*** Records for the task ***

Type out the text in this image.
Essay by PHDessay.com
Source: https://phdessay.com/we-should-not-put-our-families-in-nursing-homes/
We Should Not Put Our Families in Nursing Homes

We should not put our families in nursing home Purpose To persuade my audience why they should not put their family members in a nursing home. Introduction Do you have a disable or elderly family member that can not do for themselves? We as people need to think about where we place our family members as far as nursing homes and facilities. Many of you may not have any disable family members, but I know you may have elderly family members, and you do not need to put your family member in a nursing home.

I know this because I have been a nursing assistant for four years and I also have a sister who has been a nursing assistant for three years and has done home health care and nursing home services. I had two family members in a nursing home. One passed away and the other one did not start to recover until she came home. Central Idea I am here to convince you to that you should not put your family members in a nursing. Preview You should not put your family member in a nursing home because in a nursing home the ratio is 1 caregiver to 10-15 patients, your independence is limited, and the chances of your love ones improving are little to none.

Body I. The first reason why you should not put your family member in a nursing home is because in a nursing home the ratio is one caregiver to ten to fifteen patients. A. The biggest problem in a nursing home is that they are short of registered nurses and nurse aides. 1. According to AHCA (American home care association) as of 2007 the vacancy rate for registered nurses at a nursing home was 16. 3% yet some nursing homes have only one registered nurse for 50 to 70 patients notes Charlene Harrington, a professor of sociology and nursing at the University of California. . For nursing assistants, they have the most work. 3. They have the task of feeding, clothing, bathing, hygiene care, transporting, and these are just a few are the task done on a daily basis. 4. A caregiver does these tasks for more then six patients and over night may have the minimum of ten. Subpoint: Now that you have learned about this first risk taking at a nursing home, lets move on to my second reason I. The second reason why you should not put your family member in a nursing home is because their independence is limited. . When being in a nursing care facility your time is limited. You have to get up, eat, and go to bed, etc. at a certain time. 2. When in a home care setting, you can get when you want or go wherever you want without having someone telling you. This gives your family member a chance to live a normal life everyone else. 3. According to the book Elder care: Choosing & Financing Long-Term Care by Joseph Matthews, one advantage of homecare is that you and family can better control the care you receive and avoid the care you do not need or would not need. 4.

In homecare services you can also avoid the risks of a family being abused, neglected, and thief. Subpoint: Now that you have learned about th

***

Scan the records above and report how many lines include the word "avoid", without any other text.

The answer - 2